## Task instructions
Everything from the line containing "Extract all readable text from this page." through the last line of the records must be returned verbatim, and nothing outside that range.

— start of Source records —

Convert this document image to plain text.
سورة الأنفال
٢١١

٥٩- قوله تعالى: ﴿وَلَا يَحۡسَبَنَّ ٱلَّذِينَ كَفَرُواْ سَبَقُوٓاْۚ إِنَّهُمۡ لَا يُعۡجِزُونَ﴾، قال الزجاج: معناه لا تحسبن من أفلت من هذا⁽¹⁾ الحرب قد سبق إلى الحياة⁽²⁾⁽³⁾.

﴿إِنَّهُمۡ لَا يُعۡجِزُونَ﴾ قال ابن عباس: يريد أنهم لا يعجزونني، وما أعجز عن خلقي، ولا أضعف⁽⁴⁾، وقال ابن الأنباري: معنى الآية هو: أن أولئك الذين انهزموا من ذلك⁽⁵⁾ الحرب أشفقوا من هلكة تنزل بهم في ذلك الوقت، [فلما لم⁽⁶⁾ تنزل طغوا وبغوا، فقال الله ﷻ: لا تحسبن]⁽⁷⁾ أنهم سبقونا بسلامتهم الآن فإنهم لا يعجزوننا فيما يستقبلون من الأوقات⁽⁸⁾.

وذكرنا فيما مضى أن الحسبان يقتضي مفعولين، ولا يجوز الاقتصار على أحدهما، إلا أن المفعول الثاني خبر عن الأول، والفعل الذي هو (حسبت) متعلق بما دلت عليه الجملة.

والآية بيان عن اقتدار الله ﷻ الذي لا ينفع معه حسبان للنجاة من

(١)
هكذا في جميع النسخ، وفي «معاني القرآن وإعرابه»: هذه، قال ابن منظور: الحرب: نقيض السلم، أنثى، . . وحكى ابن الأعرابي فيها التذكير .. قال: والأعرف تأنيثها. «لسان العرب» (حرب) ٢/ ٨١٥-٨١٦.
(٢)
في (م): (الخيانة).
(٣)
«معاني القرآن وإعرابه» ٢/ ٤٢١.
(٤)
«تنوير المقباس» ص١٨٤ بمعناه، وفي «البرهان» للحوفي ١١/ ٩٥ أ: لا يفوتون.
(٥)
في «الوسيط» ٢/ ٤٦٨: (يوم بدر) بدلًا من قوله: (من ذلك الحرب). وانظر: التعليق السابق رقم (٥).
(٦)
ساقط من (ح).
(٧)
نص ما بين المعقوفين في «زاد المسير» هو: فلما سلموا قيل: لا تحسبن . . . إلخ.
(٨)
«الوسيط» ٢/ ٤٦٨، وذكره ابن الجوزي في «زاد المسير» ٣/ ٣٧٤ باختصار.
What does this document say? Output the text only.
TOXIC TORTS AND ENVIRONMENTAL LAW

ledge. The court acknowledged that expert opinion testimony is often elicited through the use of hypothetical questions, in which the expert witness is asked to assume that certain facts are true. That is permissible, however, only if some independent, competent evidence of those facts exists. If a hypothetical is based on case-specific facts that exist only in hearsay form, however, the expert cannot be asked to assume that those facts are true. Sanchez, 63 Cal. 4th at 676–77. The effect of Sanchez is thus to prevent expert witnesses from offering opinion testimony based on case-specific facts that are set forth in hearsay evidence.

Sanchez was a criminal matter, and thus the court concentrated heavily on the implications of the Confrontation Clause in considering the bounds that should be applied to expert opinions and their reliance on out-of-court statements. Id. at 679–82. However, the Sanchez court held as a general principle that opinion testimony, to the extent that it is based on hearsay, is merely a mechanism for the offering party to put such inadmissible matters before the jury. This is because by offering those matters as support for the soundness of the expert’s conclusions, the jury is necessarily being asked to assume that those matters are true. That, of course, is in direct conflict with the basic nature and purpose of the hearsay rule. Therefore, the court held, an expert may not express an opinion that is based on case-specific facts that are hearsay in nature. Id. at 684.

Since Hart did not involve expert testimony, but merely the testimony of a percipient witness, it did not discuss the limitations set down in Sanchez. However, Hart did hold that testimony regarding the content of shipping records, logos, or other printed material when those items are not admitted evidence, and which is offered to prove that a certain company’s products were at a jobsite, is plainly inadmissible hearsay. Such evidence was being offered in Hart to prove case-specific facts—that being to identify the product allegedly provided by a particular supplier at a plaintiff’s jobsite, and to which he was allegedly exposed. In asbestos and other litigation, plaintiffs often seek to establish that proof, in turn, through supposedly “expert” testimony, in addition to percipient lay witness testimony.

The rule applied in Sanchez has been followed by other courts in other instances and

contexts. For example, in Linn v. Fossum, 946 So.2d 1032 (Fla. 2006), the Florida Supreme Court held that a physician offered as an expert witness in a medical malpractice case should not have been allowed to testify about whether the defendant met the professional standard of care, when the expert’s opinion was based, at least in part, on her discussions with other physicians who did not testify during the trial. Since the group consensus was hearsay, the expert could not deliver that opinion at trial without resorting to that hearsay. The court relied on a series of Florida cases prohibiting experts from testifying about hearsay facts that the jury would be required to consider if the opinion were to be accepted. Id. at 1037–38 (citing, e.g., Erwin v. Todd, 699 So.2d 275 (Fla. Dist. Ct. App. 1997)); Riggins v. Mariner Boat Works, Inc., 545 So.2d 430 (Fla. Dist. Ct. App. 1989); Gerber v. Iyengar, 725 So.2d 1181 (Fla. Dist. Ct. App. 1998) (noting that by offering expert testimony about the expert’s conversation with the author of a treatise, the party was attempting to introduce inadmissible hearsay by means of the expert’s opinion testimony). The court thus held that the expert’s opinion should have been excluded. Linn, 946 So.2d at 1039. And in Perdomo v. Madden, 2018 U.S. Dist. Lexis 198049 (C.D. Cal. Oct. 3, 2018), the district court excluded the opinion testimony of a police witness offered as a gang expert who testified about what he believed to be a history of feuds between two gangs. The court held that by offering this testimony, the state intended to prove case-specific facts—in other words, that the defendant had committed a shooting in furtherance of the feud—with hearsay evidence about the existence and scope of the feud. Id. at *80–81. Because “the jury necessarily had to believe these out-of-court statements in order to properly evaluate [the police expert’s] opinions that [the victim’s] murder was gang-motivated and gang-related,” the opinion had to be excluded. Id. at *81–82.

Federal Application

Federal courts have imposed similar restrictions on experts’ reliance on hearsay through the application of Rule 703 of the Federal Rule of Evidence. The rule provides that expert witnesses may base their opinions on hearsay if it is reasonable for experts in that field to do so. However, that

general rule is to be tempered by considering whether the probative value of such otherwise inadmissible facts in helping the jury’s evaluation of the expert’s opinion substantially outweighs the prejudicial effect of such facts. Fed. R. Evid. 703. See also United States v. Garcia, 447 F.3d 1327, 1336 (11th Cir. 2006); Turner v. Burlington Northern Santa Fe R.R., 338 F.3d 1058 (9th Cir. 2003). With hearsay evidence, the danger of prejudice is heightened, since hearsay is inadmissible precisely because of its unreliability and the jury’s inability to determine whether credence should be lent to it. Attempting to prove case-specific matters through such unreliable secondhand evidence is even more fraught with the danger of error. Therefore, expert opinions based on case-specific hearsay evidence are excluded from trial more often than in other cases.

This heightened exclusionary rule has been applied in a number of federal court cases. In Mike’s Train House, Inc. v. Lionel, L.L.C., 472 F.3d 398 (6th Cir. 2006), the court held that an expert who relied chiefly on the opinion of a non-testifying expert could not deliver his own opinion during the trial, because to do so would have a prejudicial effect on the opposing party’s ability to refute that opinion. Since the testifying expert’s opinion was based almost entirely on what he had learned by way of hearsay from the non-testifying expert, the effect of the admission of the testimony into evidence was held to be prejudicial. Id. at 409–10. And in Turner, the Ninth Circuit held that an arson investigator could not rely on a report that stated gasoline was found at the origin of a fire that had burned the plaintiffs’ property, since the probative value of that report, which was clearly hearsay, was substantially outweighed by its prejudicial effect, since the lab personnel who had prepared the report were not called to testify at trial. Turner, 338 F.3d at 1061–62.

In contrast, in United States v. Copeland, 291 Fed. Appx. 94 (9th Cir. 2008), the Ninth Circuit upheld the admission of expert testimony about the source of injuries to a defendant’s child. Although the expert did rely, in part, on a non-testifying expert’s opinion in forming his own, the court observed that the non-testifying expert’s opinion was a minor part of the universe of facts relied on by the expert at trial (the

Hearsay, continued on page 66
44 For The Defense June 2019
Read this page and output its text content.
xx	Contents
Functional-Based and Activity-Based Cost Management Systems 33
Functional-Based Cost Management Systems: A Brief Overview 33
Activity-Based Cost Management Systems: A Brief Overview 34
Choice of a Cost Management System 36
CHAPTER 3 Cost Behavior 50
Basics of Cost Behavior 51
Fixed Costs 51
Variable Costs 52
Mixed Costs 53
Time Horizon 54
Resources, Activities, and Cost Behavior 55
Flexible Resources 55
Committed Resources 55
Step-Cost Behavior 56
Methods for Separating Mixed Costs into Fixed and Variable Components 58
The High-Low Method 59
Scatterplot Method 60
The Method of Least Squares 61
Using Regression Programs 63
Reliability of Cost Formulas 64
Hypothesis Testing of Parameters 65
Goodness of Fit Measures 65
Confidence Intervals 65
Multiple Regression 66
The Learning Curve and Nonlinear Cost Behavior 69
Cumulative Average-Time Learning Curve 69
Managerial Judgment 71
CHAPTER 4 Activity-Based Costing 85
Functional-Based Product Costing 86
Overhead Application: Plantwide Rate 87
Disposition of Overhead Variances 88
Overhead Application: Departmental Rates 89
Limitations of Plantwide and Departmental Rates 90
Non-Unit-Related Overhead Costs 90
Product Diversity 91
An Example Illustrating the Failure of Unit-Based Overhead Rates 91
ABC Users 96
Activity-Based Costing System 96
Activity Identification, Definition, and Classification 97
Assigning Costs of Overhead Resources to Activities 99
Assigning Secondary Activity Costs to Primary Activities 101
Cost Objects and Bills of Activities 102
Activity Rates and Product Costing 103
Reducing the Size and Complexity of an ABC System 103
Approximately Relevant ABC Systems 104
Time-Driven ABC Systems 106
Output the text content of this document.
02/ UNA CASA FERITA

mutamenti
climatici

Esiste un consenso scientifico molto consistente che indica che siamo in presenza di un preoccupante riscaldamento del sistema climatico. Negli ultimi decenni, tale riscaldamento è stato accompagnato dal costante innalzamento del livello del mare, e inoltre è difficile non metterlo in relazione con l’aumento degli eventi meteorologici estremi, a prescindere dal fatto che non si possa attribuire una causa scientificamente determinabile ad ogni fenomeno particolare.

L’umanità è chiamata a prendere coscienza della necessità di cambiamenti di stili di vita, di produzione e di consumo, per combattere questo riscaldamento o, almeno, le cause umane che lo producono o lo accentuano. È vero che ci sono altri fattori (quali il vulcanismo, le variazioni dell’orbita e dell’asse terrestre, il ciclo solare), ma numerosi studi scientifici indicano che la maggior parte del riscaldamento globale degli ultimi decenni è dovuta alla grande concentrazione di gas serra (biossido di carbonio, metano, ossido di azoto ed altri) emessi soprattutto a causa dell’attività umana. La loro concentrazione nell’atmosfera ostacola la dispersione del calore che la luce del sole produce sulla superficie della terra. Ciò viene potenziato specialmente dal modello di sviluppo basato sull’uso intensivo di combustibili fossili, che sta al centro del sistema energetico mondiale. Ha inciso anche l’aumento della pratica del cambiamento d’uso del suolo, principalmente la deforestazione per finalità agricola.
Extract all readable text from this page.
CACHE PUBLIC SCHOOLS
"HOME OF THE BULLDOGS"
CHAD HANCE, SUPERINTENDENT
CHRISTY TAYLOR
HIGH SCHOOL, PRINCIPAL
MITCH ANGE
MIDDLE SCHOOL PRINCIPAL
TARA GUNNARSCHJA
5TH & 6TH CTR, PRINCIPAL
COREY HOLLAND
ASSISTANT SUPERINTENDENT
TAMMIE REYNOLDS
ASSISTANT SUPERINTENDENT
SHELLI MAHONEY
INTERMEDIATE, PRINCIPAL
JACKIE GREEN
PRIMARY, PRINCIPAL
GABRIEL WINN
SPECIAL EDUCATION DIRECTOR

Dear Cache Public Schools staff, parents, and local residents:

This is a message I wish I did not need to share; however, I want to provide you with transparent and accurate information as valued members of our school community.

— end of Source records —

## Full solution
Extract all readable text from this page.
CACHE PUBLIC SCHOOLS
"HOME OF THE BULLDOGS"
CHAD HANCE, SUPERINTENDENT
CHRISTY TAYLOR
HIGH SCHOOL, PRINCIPAL
MITCH ANGE
MIDDLE SCHOOL PRINCIPAL
TARA GUNNARSCHJA
5TH & 6TH CTR, PRINCIPAL
COREY HOLLAND
ASSISTANT SUPERINTENDENT
TAMMIE REYNOLDS
ASSISTANT SUPERINTENDENT
SHELLI MAHONEY
INTERMEDIATE, PRINCIPAL
JACKIE GREEN
PRIMARY, PRINCIPAL
GABRIEL WINN
SPECIAL EDUCATION DIRECTOR

Dear Cache Public Schools staff, parents, and local residents:

This is a message I wish I did not need to share; however, I want to provide you with transparent and accurate information as valued members of our school community.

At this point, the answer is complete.